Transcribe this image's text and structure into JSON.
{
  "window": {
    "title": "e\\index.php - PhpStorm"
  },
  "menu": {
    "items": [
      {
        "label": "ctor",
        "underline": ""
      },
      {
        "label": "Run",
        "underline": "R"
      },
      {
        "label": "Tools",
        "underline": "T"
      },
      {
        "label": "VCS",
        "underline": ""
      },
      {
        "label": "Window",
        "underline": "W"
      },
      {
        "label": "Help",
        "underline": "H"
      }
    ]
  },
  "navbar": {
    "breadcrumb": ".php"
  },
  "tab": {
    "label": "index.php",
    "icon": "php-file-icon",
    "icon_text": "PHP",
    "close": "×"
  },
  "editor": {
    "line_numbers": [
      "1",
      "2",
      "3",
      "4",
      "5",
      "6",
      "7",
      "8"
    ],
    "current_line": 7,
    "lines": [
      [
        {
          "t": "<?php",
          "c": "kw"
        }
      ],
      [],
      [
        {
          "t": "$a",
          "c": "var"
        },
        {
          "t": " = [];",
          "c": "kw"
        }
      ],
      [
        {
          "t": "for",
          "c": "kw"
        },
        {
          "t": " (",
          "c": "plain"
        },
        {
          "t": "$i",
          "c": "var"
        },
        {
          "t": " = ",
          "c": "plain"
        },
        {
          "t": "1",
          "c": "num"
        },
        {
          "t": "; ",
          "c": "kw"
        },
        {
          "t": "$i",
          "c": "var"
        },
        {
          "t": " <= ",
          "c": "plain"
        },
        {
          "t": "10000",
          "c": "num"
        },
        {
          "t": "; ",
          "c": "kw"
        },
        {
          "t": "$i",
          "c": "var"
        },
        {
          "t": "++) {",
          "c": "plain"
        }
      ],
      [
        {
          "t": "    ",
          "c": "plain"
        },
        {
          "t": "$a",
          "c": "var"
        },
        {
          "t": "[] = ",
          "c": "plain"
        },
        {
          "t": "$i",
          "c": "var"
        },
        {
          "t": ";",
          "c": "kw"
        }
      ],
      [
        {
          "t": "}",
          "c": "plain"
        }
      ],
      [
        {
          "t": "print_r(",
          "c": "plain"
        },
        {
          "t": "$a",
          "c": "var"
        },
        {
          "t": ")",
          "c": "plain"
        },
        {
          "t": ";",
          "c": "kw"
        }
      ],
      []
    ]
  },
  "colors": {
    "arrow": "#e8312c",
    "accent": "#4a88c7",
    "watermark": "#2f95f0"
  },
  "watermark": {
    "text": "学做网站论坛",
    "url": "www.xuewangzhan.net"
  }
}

- - - - -

Extract the data exactly as given.

Transcribe this image's text and structure into JSON.
{
  "window": {
    "title": "e\\index.php - PhpStorm"
  },
  "menu": {
    "items": [
      {
        "label": "ctor",
        "underline": ""
      },
      {
        "label": "Run",
        "underline": "R"
      },
      {
        "label": "Tools",
        "underline": "T"
      },
      {
        "label": "VCS",
        "underline": ""
      },
      {
        "label": "Window",
        "underline": "W"
      },
      {
        "label": "Help",
        "underline": "H"
      }
    ]
  },
  "navbar": {
    "breadcrumb": ".php"
  },
  "tab": {
    "label": "index.php",
    "icon": "php-file-icon",
    "icon_text": "PHP",
    "close": "×"
  },
  "editor": {
    "line_numbers": [
      "1",
      "2",
      "3",
      "4",
      "5",
      "6",
      "7",
      "8"
    ],
    "current_line": 7,
    "lines": [
      [
        {
          "t": "<?php",
          "c": "kw"
        }
      ],
      [],
      [
        {
          "t": "$a",
          "c": "var"
        },
        {
          "t": " = [];",
          "c": "kw"
        }
      ],
      [
        {
          "t": "for",
          "c": "kw"
        },
        {
          "t": " (",
          "c": "plain"
        },
        {
          "t": "$i",
          "c": "var"
        },
        {
          "t": " = ",
          "c": "plain"
        },
        {
          "t": "1",
          "c": "num"
        },
        {
          "t": "; ",
          "c": "kw"
        },
        {
          "t": "$i",
          "c": "var"
        },
        {
          "t": " <= ",
          "c": "plain"
        },
        {
          "t": "10000",
          "c": "num"
        },
        {
          "t": "; ",
          "c": "kw"
        },
        {
          "t": "$i",
          "c": "var"
        },
        {
          "t": "++) {",
          "c": "plain"
        }
      ],
      [
        {
          "t": "    ",
          "c": "plain"
        },
        {
          "t": "$a",
          "c": "var"
        },
        {
          "t": "[] = ",
          "c": "plain"
        },
        {
          "t": "$i",
          "c": "var"
        },
        {
          "t": ";",
          "c": "kw"
        }
      ],
      [
        {
          "t": "}",
          "c": "plain"
        }
      ],
      [
        {
          "t": "print_r(",
          "c": "plain"
        },
        {
          "t": "$a",
          "c": "var"
        },
        {
          "t": ")",
          "c": "plain"
        },
        {
          "t": ";",
          "c": "kw"
        }
      ],
      []
    ]
  },
  "colors": {
    "arrow": "#e8312c",
    "accent": "#4a88c7",
    "watermark": "#2f95f0"
  },
  "watermark": {
    "text": "学做网站论坛",
    "url": "www.xuewangzhan.net"
  }
}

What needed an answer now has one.